▸ **YOUR INSTRUCTIONS**: For the material that follows, list every line containing the word "should".

▸ **DATASET RECORDS**:
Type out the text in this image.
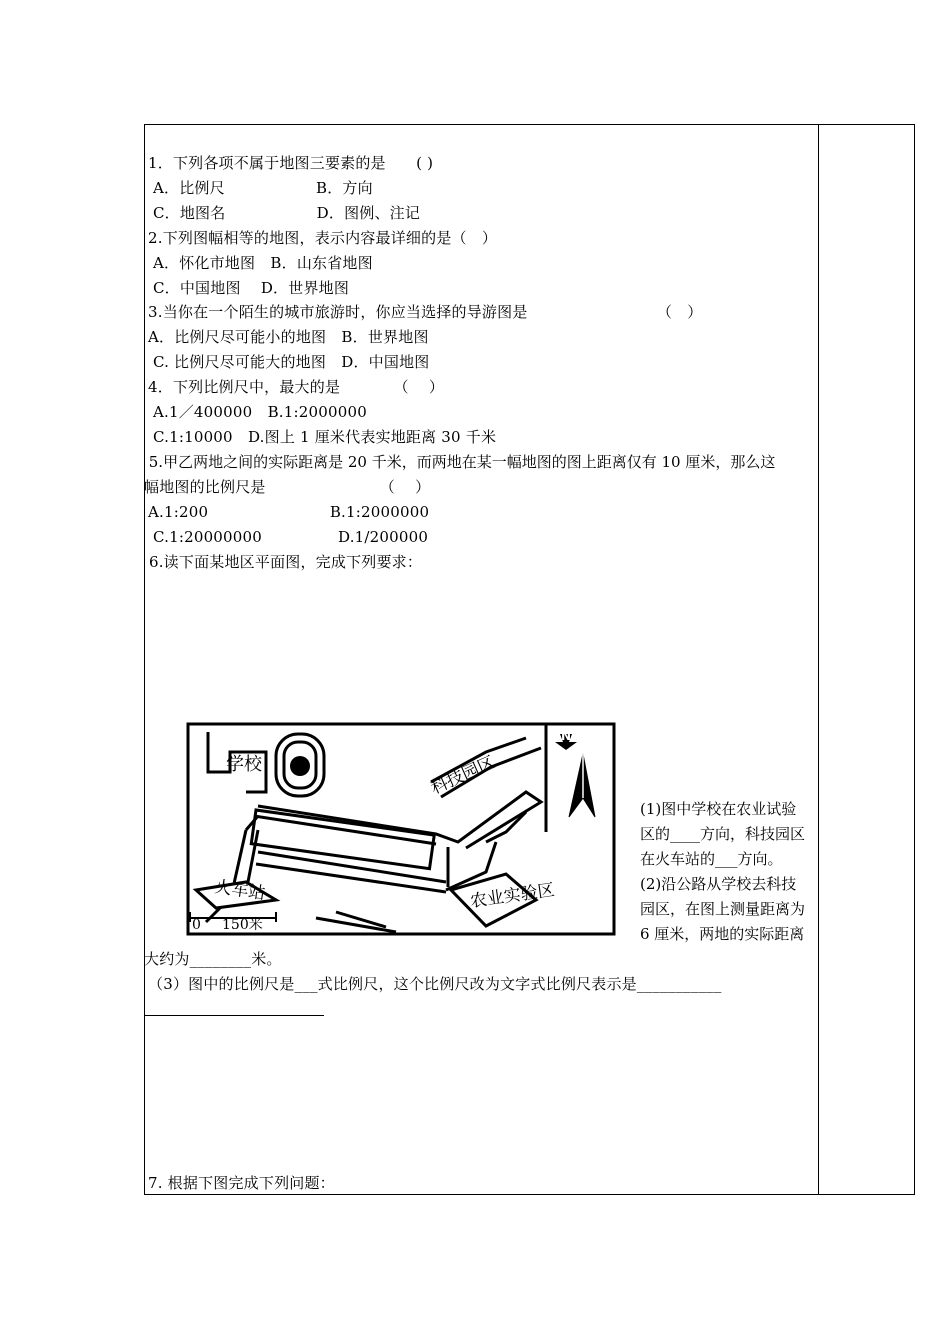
1．下列各项不属于地图三要素的是　　( )
A．比例尺　　　　　　B．方向
C．地图名　　　　　　D．图例、注记
2.下列图幅相等的地图，表示内容最详细的是（　）
A．怀化市地图　B．山东省地图
C．中国地图　 D．世界地图
3.当你在一个陌生的城市旅游时，你应当选择的导游图是　　　　　　　　　（　）
A．比例尺尽可能小的地图　B．世界地图
C. 比例尺尽可能大的地图　D．中国地图
4．下列比例尺中，最大的是　　　　（　 ）
A.1／400000　B.1:2000000
C.1:10000　D.图上 1 厘米代表实地距离 30 千米
5.甲乙两地之间的实际距离是 20 千米，而两地在某一幅地图的图上距离仅有 10 厘米，那么这
幅地图的比例尺是　　　　　　　　（　 ）
A.1:200　　　　　　　　B.1:2000000
C.1:20000000　　　　　D.1/200000
6.读下面某地区平面图，完成下列要求：
N
学校	科技园区
火车站	农业实验区
0 150米

(1)图中学校在农业试验

区的____方向，科技园区

在火车站的___方向。

(2)沿公路从学校去科技

园区，在图上测量距离为

6 厘米，两地的实际距离

大约为________米。
（3）图中的比例尺是___式比例尺，这个比例尺改为文字式比例尺表示是___________
7. 根据下图完成下列问题：
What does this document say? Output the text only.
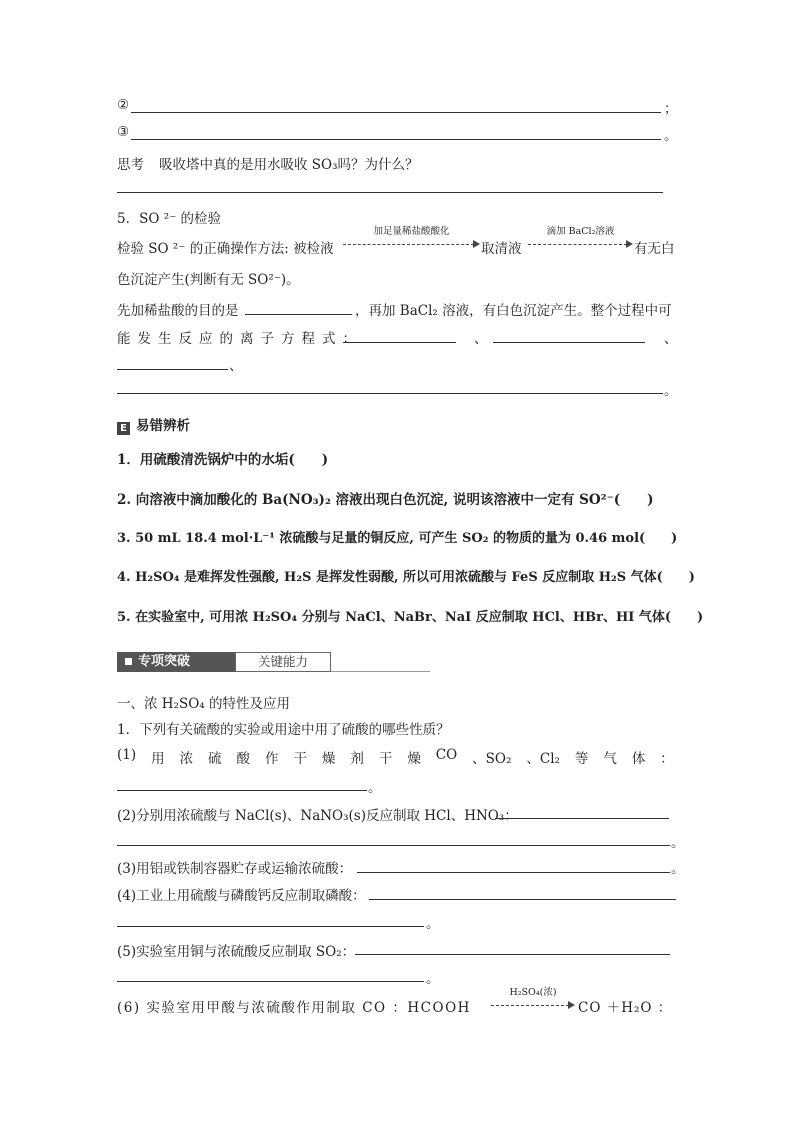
②	；
③	。
思考 吸收塔中真的是用水吸收 SO₃吗？为什么？
5．SO ²⁻ 的检验
检验 SO ²⁻ 的正确操作方法: 被检液
加足量稀盐酸酸化
取清液
滴加 BaCl₂溶液
有无白
色沉淀产生(判断有无 SO²⁻)。
先加稀盐酸的目的是	，再加 BaCl₂ 溶液，有白色沉淀产生。整个过程中可
能发生反应的离子方程式：	、	、
、
。
E 易错辨析
1．用硫酸清洗锅炉中的水垢(　　)
2. 向溶液中滴加酸化的 Ba(NO₃)₂ 溶液出现白色沉淀, 说明该溶液中一定有 SO²⁻(　　)
3. 50 mL 18.4 mol·L⁻¹ 浓硫酸与足量的铜反应, 可产生 SO₂ 的物质的量为 0.46 mol(　　)
4. H₂SO₄ 是难挥发性强酸, H₂S 是挥发性弱酸, 所以可用浓硫酸与 FeS 反应制取 H₂S 气体(　　)
5. 在实验室中, 可用浓 H₂SO₄ 分别与 NaCl、NaBr、NaI 反应制取 HCl、HBr、HI 气体(　　)
专项突破	关键能力
一、浓 H₂SO₄ 的特性及应用
1．下列有关硫酸的实验或用途中用了硫酸的哪些性质？
(1) 用 浓 硫 酸 作 干 燥 剂 干 燥 CO 、SO₂ 、Cl₂ 等 气 体 ：
。
(2)分别用浓硫酸与 NaCl(s)、NaNO₃(s)反应制取 HCl、HNO₃：
。
(3)用铝或铁制容器贮存或运输浓硫酸：	。
(4)工业上用硫酸与磷酸钙反应制取磷酸：
。
(5)实验室用铜与浓硫酸反应制取 SO₂：
。
(6) 实验室用甲酸与浓硫酸作用制取 CO ：HCOOH
H₂SO₄(浓)
CO ＋H₂O ：
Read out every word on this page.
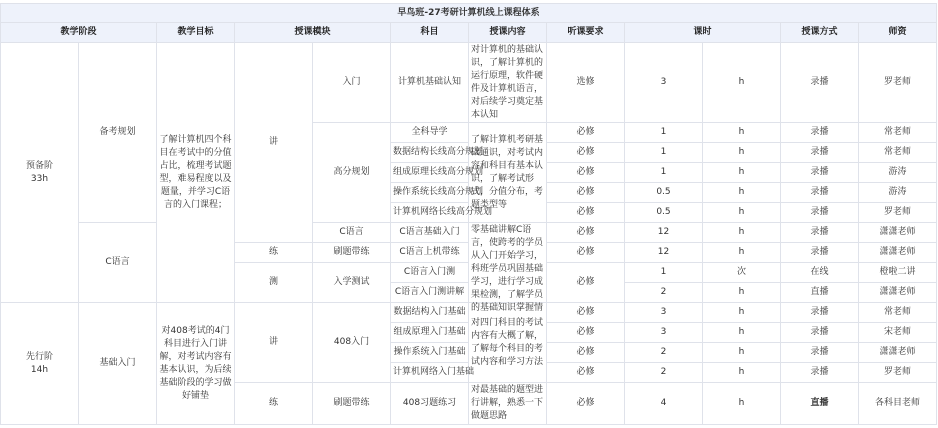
早鸟班-27考研计算机线上课程体系											
教学阶段		教学目标	授课模块		科目	授课内容	听课要求	课时		授课方式	师资
预备阶
33h	备考规划	了解计算机四个科目在考试中的分值占比，梳理考试题型，难易程度以及题量，并学习C语言的入门课程；	讲	入门	计算机基础认知	对计算机的基础认识，了解计算机的运行原理，软件硬件及计算机语言，对后续学习奠定基本认知	选修	3	h	录播	罗老师
				高分规划	全科导学	了解计算机考研基础通识，对考试内容和科目有基本认识，了解考试形式，分值分布，考题类型等	必修	1	h	录播	常老师
					数据结构长线高分规划		必修	1	h	录播	常老师
					组成原理长线高分规划		必修	1	h	录播	游涛
					操作系统长线高分规划		必修	0.5	h	录播	游涛
					计算机网络长线高分规划		必修	0.5	h	录播	罗老师
	C语言			C语言	C语言基础入门	零基础讲解C语言，使跨考的学员从入门开始学习，科班学员巩固基础学习，进行学习成果检测，了解学员的基础知识掌握情	必修	12	h	录播	潇潇老师
			练	刷题带练	C语言上机带练		必修	12	h	录播	潇潇老师
			测	入学测试	C语言入门测		必修	1	次	在线	橙啦二讲
					C语言入门测讲解			2	h	直播	潇潇老师
先行阶
14h	基础入门	对408考试的4门科目进行入门讲解，对考试内容有基本认识，为后续基础阶段的学习做好铺垫	讲	408入门	数据结构入门基础	对四门科目的考试内容有大概了解，了解每个科目的考试内容和学习方法	必修	3	h	录播	常老师
					组成原理入门基础		必修	3	h	录播	宋老师
					操作系统入门基础		必修	2	h	录播	潇潇老师
					计算机网络入门基础		必修	2	h	录播	罗老师
			练	刷题带练	408习题练习	对最基础的题型进行讲解，熟悉一下做题思路	必修	4	h	直播	各科目老师
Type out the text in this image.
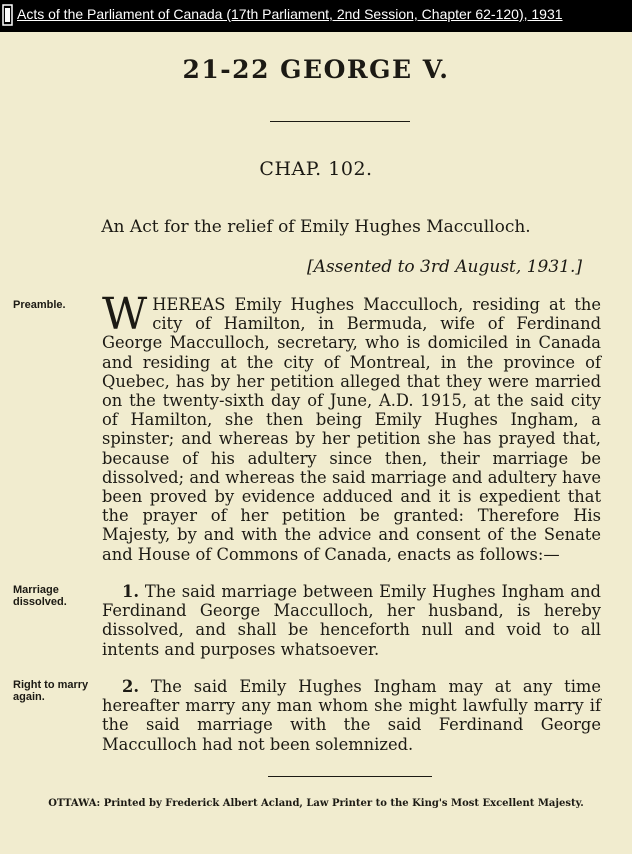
Acts of the Parliament of Canada (17th Parliament, 2nd Session, Chapter 62-120), 1931
21-22 GEORGE V.
CHAP. 102.
An Act for the relief of Emily Hughes Macculloch.
[Assented to 3rd August, 1931.]
Preamble. WHEREAS Emily Hughes Macculloch, residing at the city of Hamilton, in Bermuda, wife of Ferdinand George Macculloch, secretary, who is domiciled in Canada and residing at the city of Montreal, in the province of Quebec, has by her petition alleged that they were married on the twenty-sixth day of June, A.D. 1915, at the said city of Hamilton, she then being Emily Hughes Ingham, a spinster; and whereas by her petition she has prayed that, because of his adultery since then, their marriage be dissolved; and whereas the said marriage and adultery have been proved by evidence adduced and it is expedient that the prayer of her petition be granted: Therefore His Majesty, by and with the advice and consent of the Senate and House of Commons of Canada, enacts as follows:—
Marriage dissolved.
1. The said marriage between Emily Hughes Ingham and Ferdinand George Macculloch, her husband, is hereby dissolved, and shall be henceforth null and void to all intents and purposes whatsoever.
Right to marry again.
2. The said Emily Hughes Ingham may at any time hereafter marry any man whom she might lawfully marry if the said marriage with the said Ferdinand George Macculloch had not been solemnized.
OTTAWA: Printed by Frederick Albert Acland, Law Printer to the King's Most Excellent Majesty.
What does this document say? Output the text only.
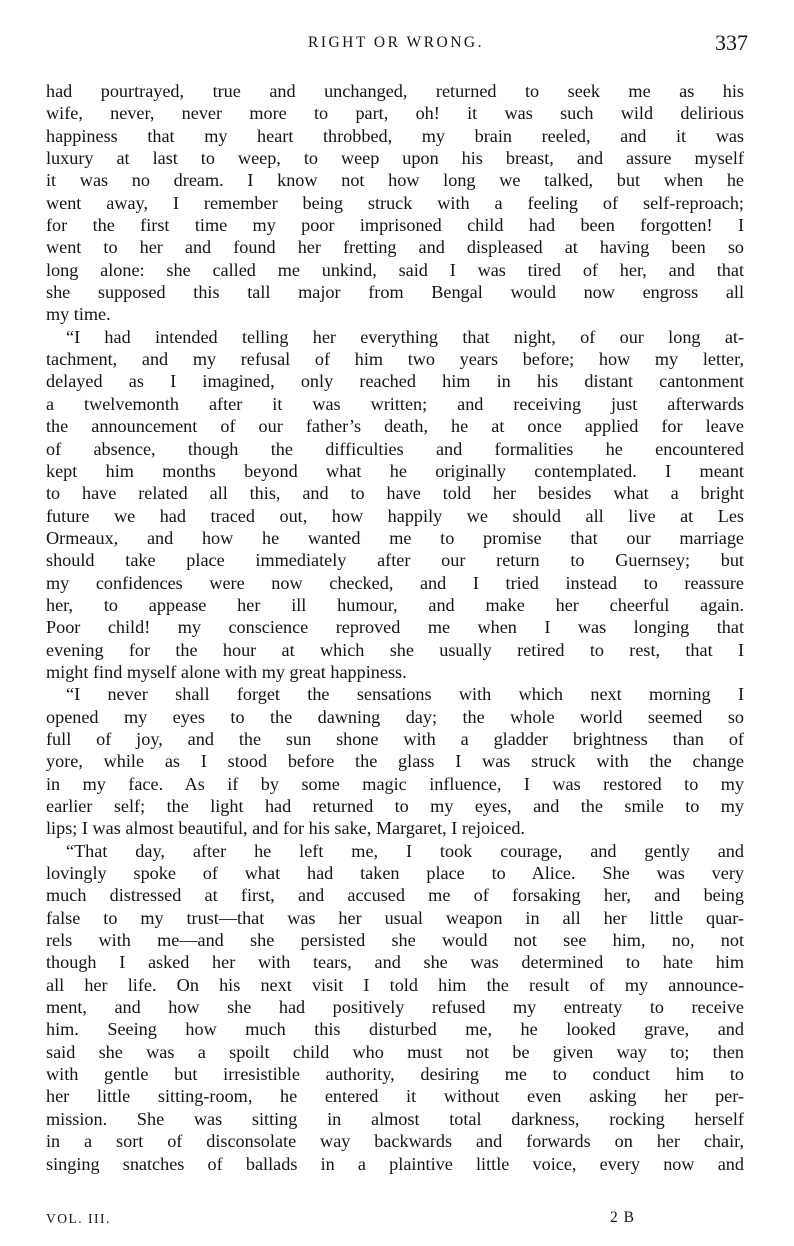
RIGHT OR WRONG.	337
had pourtrayed, true and unchanged, returned to seek me as his
wife, never, never more to part, oh! it was such wild delirious
happiness that my heart throbbed, my brain reeled, and it was
luxury at last to weep, to weep upon his breast, and assure myself
it was no dream. I know not how long we talked, but when he
went away, I remember being struck with a feeling of self-reproach;
for the first time my poor imprisoned child had been forgotten! I
went to her and found her fretting and displeased at having been so
long alone: she called me unkind, said I was tired of her, and that
she supposed this tall major from Bengal would now engross all
my time.
“I had intended telling her everything that night, of our long at-
tachment, and my refusal of him two years before; how my letter,
delayed as I imagined, only reached him in his distant cantonment
a twelvemonth after it was written; and receiving just afterwards
the announcement of our father’s death, he at once applied for leave
of absence, though the difficulties and formalities he encountered
kept him months beyond what he originally contemplated. I meant
to have related all this, and to have told her besides what a bright
future we had traced out, how happily we should all live at Les
Ormeaux, and how he wanted me to promise that our marriage
should take place immediately after our return to Guernsey; but
my confidences were now checked, and I tried instead to reassure
her, to appease her ill humour, and make her cheerful again.
Poor child! my conscience reproved me when I was longing that
evening for the hour at which she usually retired to rest, that I
might find myself alone with my great happiness.
“I never shall forget the sensations with which next morning I
opened my eyes to the dawning day; the whole world seemed so
full of joy, and the sun shone with a gladder brightness than of
yore, while as I stood before the glass I was struck with the change
in my face. As if by some magic influence, I was restored to my
earlier self; the light had returned to my eyes, and the smile to my
lips; I was almost beautiful, and for his sake, Margaret, I rejoiced.
“That day, after he left me, I took courage, and gently and
lovingly spoke of what had taken place to Alice. She was very
much distressed at first, and accused me of forsaking her, and being
false to my trust—that was her usual weapon in all her little quar-
rels with me—and she persisted she would not see him, no, not
though I asked her with tears, and she was determined to hate him
all her life. On his next visit I told him the result of my announce-
ment, and how she had positively refused my entreaty to receive
him. Seeing how much this disturbed me, he looked grave, and
said she was a spoilt child who must not be given way to; then
with gentle but irresistible authority, desiring me to conduct him to
her little sitting-room, he entered it without even asking her per-
mission. She was sitting in almost total darkness, rocking herself
in a sort of disconsolate way backwards and forwards on her chair,
singing snatches of ballads in a plaintive little voice, every now and
VOL. III.	2 B
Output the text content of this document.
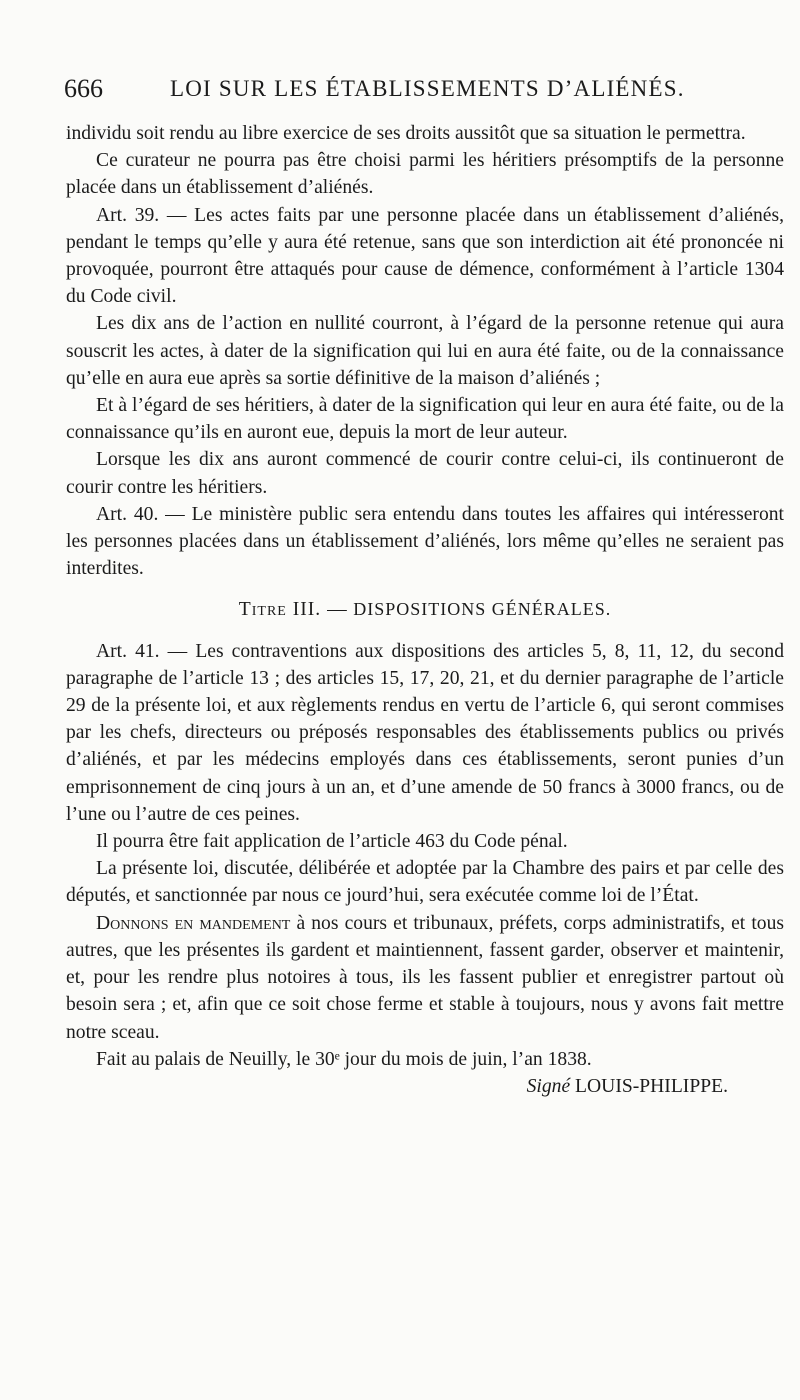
666	LOI SUR LES ÉTABLISSEMENTS D’ALIÉNÉS.

individu soit rendu au libre exercice de ses droits aussitôt que sa situation le permettra.

Ce curateur ne pourra pas être choisi parmi les héritiers présomptifs de la personne placée dans un établissement d’aliénés.

Art. 39. — Les actes faits par une personne placée dans un établissement d’aliénés, pendant le temps qu’elle y aura été retenue, sans que son interdiction ait été prononcée ni provoquée, pourront être attaqués pour cause de démence, conformément à l’article 1304 du Code civil.

Les dix ans de l’action en nullité courront, à l’égard de la personne retenue qui aura souscrit les actes, à dater de la signification qui lui en aura été faite, ou de la connaissance qu’elle en aura eue après sa sortie définitive de la maison d’aliénés ;

Et à l’égard de ses héritiers, à dater de la signification qui leur en aura été faite, ou de la connaissance qu’ils en auront eue, depuis la mort de leur auteur.

Lorsque les dix ans auront commencé de courir contre celui-ci, ils continueront de courir contre les héritiers.

Art. 40. — Le ministère public sera entendu dans toutes les affaires qui intéresseront les personnes placées dans un établissement d’aliénés, lors même qu’elles ne seraient pas interdites.

Titre III. — DISPOSITIONS GÉNÉRALES.

Art. 41. — Les contraventions aux dispositions des articles 5, 8, 11, 12, du second paragraphe de l’article 13 ; des articles 15, 17, 20, 21, et du dernier paragraphe de l’article 29 de la présente loi, et aux règlements rendus en vertu de l’article 6, qui seront commises par les chefs, directeurs ou préposés responsables des établissements publics ou privés d’aliénés, et par les médecins employés dans ces établissements, seront punies d’un emprisonnement de cinq jours à un an, et d’une amende de 50 francs à 3000 francs, ou de l’une ou l’autre de ces peines.

Il pourra être fait application de l’article 463 du Code pénal.

La présente loi, discutée, délibérée et adoptée par la Chambre des pairs et par celle des députés, et sanctionnée par nous ce jourd’hui, sera exécutée comme loi de l’État.

Donnons en mandement à nos cours et tribunaux, préfets, corps administratifs, et tous autres, que les présentes ils gardent et maintiennent, fassent garder, observer et maintenir, et, pour les rendre plus notoires à tous, ils les fassent publier et enregistrer partout où besoin sera ; et, afin que ce soit chose ferme et stable à toujours, nous y avons fait mettre notre sceau.

Fait au palais de Neuilly, le 30ᵉ jour du mois de juin, l’an 1838.

Signé LOUIS-PHILIPPE.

▸ **RESPONSE BELOW**:
future we had traced out, how happily we should all live at Les
should take place immediately after our return to Guernsey; but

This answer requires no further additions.